# MATERIAL TO PROCESS
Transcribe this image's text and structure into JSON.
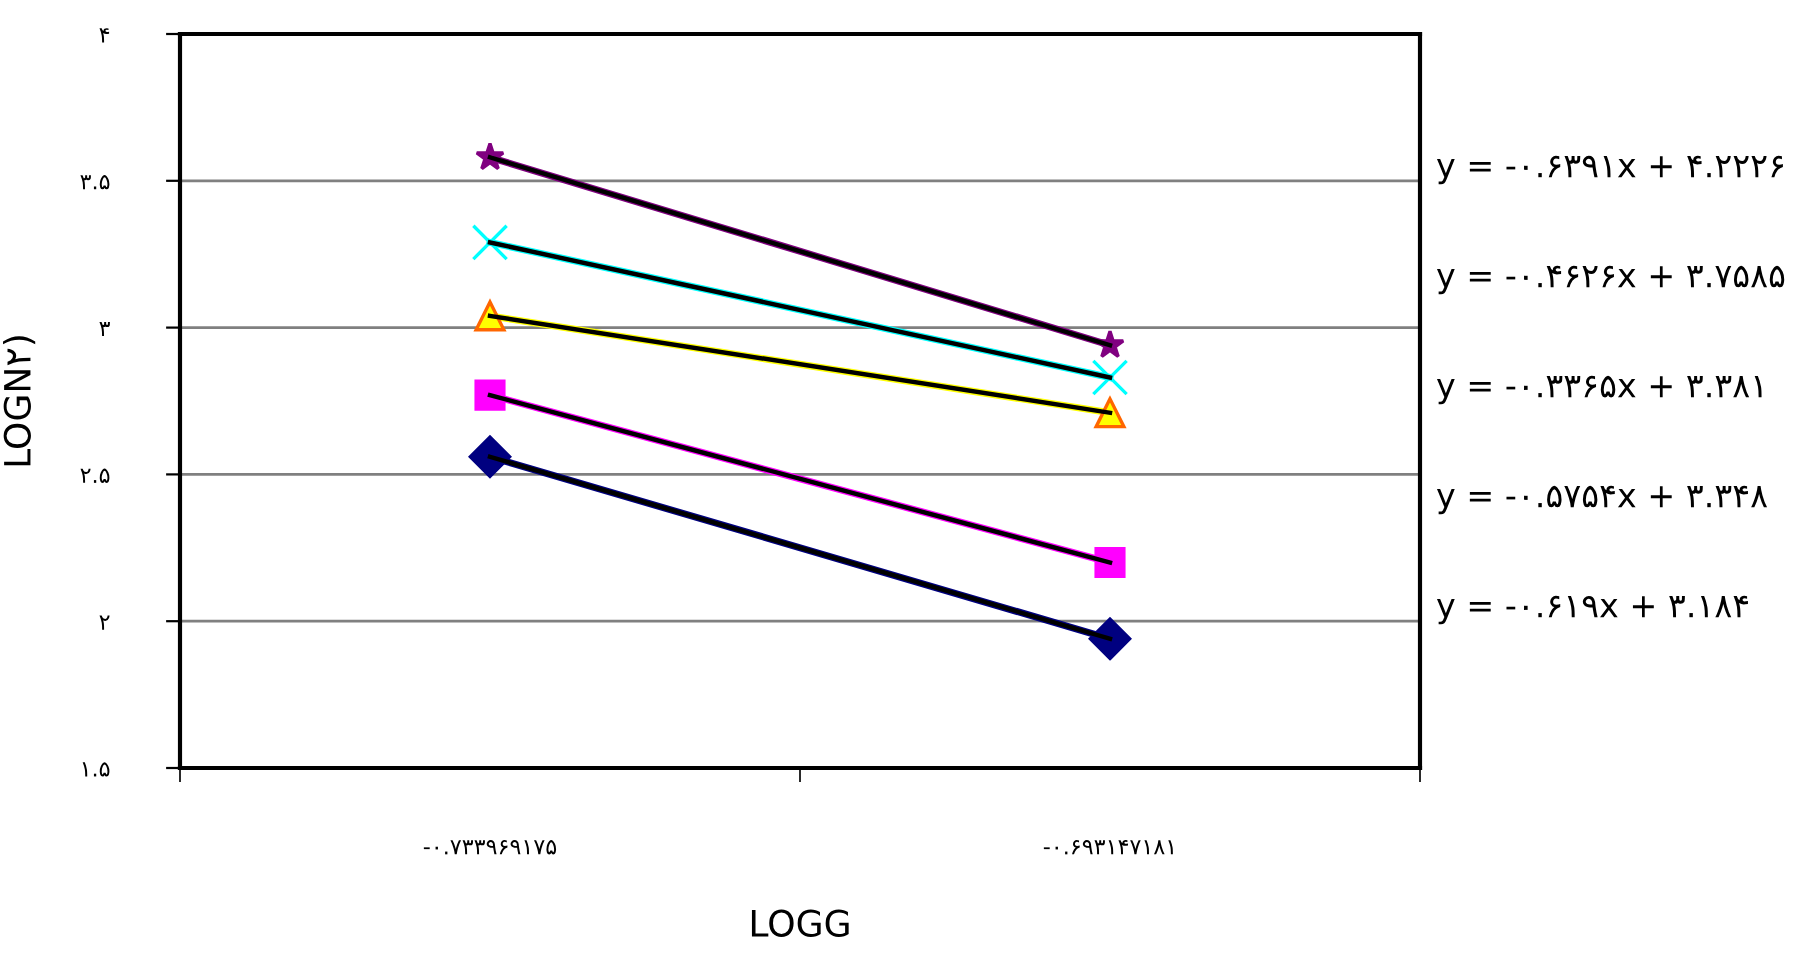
{
  "chart_data": {
    "type": "line",
    "xlabel": "LOGG",
    "ylabel": "LOGN۲)",
    "categories": [
      "-۰.۷۳۳۹۶۹۱۷۵",
      "-۰.۶۹۳۱۴۷۱۸۱"
    ],
    "series": [
      {
        "color": "#800080",
        "marker": "star",
        "values": [
          3.58,
          2.94
        ]
      },
      {
        "color": "#00ffff",
        "marker": "cross",
        "values": [
          3.29,
          2.83
        ]
      },
      {
        "color": "#ffff00",
        "marker": "triangle",
        "values": [
          3.04,
          2.71
        ]
      },
      {
        "color": "#ff00ff",
        "marker": "square",
        "values": [
          2.77,
          2.2
        ]
      },
      {
        "color": "#000080",
        "marker": "diamond",
        "values": [
          2.56,
          1.94
        ]
      }
    ],
    "ylim": [
      1.5,
      4
    ],
    "yticks": [
      {
        "value": 1.5,
        "label": "۱.۵"
      },
      {
        "value": 2,
        "label": "۲"
      },
      {
        "value": 2.5,
        "label": "۲.۵"
      },
      {
        "value": 3,
        "label": "۳"
      },
      {
        "value": 3.5,
        "label": "۳.۵"
      },
      {
        "value": 4,
        "label": "۴"
      }
    ],
    "grid": "y",
    "annotations": [
      "y = -۰.۶۳۹۱x + ۴.۲۲۲۶",
      "y = -۰.۴۶۲۶x + ۳.۷۵۸۵",
      "y = -۰.۳۳۶۵x + ۳.۳۸۱",
      "y = -۰.۵۷۵۴x + ۳.۳۴۸",
      "y = -۰.۶۱۹x + ۳.۱۸۴"
    ]
  }
}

# WHAT YOU WILL DO
Your copy should repeat each entry above exactly but contain no pictures.

# CORRECT ANSWER
Transcribe this image's text and structure into JSON.
{
  "chart_data": {
    "type": "line",
    "xlabel": "LOGG",
    "ylabel": "LOGN۲)",
    "categories": [
      "-۰.۷۳۳۹۶۹۱۷۵",
      "-۰.۶۹۳۱۴۷۱۸۱"
    ],
    "series": [
      {
        "color": "#800080",
        "marker": "star",
        "values": [
          3.58,
          2.94
        ]
      },
      {
        "color": "#00ffff",
        "marker": "cross",
        "values": [
          3.29,
          2.83
        ]
      },
      {
        "color": "#ffff00",
        "marker": "triangle",
        "values": [
          3.04,
          2.71
        ]
      },
      {
        "color": "#ff00ff",
        "marker": "square",
        "values": [
          2.77,
          2.2
        ]
      },
      {
        "color": "#000080",
        "marker": "diamond",
        "values": [
          2.56,
          1.94
        ]
      }
    ],
    "ylim": [
      1.5,
      4
    ],
    "yticks": [
      {
        "value": 1.5,
        "label": "۱.۵"
      },
      {
        "value": 2,
        "label": "۲"
      },
      {
        "value": 2.5,
        "label": "۲.۵"
      },
      {
        "value": 3,
        "label": "۳"
      },
      {
        "value": 3.5,
        "label": "۳.۵"
      },
      {
        "value": 4,
        "label": "۴"
      }
    ],
    "grid": "y",
    "annotations": [
      "y = -۰.۶۳۹۱x + ۴.۲۲۲۶",
      "y = -۰.۴۶۲۶x + ۳.۷۵۸۵",
      "y = -۰.۳۳۶۵x + ۳.۳۸۱",
      "y = -۰.۵۷۵۴x + ۳.۳۴۸",
      "y = -۰.۶۱۹x + ۳.۱۸۴"
    ]
  }
}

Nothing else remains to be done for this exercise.